* [SET TASK] Your answer must consist solely of the number of lines that contain the word "BANK".

* [DATA PROVIDED]
------------------------------

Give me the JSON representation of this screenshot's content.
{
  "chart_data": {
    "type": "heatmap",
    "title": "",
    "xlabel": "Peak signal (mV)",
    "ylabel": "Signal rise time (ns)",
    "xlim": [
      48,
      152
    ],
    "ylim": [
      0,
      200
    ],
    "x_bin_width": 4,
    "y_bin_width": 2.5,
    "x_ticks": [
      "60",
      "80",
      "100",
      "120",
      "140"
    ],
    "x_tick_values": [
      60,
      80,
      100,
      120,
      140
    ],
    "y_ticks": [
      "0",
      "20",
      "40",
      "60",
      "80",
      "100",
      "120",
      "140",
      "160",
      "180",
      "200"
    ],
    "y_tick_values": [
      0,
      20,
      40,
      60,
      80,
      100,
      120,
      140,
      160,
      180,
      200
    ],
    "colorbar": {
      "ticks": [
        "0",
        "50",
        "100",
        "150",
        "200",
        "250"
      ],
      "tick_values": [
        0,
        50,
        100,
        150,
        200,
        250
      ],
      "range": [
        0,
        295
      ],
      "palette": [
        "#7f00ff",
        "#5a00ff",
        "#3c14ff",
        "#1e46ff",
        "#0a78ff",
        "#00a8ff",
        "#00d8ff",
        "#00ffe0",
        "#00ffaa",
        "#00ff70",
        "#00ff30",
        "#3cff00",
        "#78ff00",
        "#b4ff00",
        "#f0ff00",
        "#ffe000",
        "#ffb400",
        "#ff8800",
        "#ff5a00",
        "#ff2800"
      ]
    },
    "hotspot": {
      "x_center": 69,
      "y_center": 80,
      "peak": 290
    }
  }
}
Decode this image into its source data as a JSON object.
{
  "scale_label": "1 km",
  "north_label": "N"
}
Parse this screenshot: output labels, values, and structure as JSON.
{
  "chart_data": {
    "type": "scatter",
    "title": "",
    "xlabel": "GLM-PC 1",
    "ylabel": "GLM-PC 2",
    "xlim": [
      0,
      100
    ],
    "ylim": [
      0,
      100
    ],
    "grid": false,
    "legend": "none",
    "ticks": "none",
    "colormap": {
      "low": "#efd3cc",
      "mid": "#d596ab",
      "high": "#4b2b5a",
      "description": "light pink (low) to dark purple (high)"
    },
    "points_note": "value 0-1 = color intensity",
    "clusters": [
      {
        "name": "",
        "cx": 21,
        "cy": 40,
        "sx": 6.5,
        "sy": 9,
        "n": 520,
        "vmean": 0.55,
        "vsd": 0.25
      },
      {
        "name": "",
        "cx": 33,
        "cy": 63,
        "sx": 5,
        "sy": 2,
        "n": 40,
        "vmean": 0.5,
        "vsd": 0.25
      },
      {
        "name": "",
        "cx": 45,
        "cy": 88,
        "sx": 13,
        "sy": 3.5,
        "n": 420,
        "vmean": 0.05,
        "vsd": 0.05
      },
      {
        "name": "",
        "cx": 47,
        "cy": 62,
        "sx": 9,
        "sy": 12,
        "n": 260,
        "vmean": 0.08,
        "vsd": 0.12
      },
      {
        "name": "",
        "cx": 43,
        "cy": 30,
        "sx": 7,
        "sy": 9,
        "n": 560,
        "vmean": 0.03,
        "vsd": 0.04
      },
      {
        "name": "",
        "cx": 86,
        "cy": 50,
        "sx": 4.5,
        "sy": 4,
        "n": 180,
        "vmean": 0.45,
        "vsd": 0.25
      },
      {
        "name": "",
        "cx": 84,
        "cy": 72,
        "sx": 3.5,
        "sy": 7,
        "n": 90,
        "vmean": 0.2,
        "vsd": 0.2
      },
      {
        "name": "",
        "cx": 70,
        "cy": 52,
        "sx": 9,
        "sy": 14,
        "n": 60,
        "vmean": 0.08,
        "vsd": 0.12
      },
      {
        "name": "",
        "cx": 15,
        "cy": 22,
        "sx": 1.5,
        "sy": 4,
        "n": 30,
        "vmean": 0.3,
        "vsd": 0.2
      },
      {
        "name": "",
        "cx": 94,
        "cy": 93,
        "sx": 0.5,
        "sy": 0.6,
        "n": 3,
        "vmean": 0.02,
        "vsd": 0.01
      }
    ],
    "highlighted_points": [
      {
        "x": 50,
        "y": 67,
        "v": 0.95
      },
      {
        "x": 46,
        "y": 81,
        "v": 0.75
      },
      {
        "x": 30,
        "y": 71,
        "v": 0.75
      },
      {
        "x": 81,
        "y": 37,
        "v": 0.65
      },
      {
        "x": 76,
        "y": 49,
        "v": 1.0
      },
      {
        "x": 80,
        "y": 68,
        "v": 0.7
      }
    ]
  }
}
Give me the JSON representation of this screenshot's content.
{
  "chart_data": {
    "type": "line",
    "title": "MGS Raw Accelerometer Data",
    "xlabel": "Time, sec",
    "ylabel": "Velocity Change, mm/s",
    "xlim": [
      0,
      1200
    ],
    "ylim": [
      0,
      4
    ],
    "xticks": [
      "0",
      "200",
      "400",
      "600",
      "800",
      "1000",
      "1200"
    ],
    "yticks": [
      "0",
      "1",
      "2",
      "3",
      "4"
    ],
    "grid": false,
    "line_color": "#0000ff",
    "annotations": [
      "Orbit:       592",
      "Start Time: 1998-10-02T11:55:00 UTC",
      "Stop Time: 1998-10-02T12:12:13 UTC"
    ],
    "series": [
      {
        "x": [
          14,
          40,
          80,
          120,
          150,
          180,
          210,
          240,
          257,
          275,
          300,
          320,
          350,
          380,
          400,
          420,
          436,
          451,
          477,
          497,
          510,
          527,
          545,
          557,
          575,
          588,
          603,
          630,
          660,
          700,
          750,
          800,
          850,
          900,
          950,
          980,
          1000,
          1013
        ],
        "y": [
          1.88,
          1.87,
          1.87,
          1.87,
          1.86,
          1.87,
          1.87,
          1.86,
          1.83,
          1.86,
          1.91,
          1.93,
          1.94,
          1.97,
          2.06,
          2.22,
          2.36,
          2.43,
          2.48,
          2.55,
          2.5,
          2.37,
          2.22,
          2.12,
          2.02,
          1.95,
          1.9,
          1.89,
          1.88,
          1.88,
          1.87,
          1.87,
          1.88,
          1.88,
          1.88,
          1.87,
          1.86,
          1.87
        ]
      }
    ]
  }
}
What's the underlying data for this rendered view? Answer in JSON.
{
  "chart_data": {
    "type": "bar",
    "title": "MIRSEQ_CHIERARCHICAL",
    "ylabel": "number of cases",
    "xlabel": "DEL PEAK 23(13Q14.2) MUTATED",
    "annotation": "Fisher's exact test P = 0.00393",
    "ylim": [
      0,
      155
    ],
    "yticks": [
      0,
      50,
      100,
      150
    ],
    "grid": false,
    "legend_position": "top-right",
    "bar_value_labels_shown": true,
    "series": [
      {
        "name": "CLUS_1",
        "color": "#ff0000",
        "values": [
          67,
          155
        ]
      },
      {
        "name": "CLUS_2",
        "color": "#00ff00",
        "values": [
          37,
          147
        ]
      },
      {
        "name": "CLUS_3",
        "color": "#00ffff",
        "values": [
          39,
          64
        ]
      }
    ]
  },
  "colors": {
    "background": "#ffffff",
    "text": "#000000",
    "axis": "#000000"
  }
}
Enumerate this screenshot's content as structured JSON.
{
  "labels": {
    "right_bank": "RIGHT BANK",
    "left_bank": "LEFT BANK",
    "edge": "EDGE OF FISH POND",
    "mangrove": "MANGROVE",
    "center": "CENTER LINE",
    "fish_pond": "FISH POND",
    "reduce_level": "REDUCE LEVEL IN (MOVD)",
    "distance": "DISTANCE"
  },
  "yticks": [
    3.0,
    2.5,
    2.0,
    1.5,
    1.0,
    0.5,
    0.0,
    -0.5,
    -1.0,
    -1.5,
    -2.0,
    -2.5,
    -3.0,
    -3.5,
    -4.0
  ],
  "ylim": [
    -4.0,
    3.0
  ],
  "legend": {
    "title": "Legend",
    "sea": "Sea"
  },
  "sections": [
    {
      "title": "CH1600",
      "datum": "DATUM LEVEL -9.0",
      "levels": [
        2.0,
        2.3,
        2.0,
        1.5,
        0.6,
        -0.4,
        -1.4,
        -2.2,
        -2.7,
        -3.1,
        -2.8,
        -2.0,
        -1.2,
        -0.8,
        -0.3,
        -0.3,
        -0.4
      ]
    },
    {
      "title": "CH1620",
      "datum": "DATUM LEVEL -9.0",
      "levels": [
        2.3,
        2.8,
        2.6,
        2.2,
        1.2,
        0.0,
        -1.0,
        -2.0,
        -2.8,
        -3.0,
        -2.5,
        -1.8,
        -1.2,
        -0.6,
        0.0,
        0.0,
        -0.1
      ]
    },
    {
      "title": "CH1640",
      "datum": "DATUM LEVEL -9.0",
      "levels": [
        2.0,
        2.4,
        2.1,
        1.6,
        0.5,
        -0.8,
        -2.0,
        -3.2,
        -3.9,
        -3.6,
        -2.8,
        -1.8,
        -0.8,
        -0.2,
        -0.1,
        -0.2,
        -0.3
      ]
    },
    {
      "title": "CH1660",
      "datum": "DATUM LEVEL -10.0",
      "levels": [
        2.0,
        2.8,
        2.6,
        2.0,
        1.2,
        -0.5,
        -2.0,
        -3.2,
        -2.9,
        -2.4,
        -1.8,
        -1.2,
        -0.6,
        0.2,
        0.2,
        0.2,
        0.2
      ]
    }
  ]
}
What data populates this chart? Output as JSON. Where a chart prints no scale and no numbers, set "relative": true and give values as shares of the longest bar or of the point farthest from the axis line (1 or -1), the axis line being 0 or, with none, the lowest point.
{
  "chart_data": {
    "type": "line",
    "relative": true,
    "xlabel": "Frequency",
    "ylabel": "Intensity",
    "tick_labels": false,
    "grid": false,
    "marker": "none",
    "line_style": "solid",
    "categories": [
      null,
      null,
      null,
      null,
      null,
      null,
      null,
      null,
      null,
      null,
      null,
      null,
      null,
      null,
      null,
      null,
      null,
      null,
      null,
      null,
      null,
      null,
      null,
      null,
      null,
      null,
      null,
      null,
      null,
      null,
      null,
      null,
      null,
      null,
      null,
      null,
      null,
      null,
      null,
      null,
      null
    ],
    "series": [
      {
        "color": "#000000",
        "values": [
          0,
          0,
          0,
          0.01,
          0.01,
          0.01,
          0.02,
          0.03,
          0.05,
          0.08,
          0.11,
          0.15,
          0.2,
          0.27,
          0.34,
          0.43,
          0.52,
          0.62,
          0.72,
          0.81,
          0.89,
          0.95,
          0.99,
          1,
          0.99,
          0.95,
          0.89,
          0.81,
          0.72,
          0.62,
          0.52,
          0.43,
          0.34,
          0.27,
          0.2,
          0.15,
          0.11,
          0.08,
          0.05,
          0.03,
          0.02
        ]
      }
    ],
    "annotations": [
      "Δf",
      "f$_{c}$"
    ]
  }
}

------------------------------

* [SOLUTION FOR THIS TASK] 2